Given instruction:
Write out every record below exactly as it appears.

Dataset extract:

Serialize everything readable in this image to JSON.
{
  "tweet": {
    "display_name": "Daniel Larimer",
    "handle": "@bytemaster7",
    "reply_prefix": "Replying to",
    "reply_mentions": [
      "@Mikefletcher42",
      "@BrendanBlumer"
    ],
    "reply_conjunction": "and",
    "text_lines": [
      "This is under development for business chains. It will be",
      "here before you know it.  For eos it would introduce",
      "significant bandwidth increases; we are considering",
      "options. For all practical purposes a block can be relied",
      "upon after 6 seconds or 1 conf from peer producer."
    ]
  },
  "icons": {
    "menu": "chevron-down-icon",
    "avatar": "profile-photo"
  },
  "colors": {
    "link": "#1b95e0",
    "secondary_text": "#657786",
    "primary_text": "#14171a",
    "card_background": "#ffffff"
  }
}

Problem solution:
Serialize everything readable in this image to JSON.
{
  "tweet": {
    "display_name": "Daniel Larimer",
    "handle": "@bytemaster7",
    "reply_prefix": "Replying to",
    "reply_mentions": [
      "@Mikefletcher42",
      "@BrendanBlumer"
    ],
    "reply_conjunction": "and",
    "text_lines": [
      "This is under development for business chains. It will be",
      "here before you know it.  For eos it would introduce",
      "significant bandwidth increases; we are considering",
      "options. For all practical purposes a block can be relied",
      "upon after 6 seconds or 1 conf from peer producer."
    ]
  },
  "icons": {
    "menu": "chevron-down-icon",
    "avatar": "profile-photo"
  },
  "colors": {
    "link": "#1b95e0",
    "secondary_text": "#657786",
    "primary_text": "#14171a",
    "card_background": "#ffffff"
  }
}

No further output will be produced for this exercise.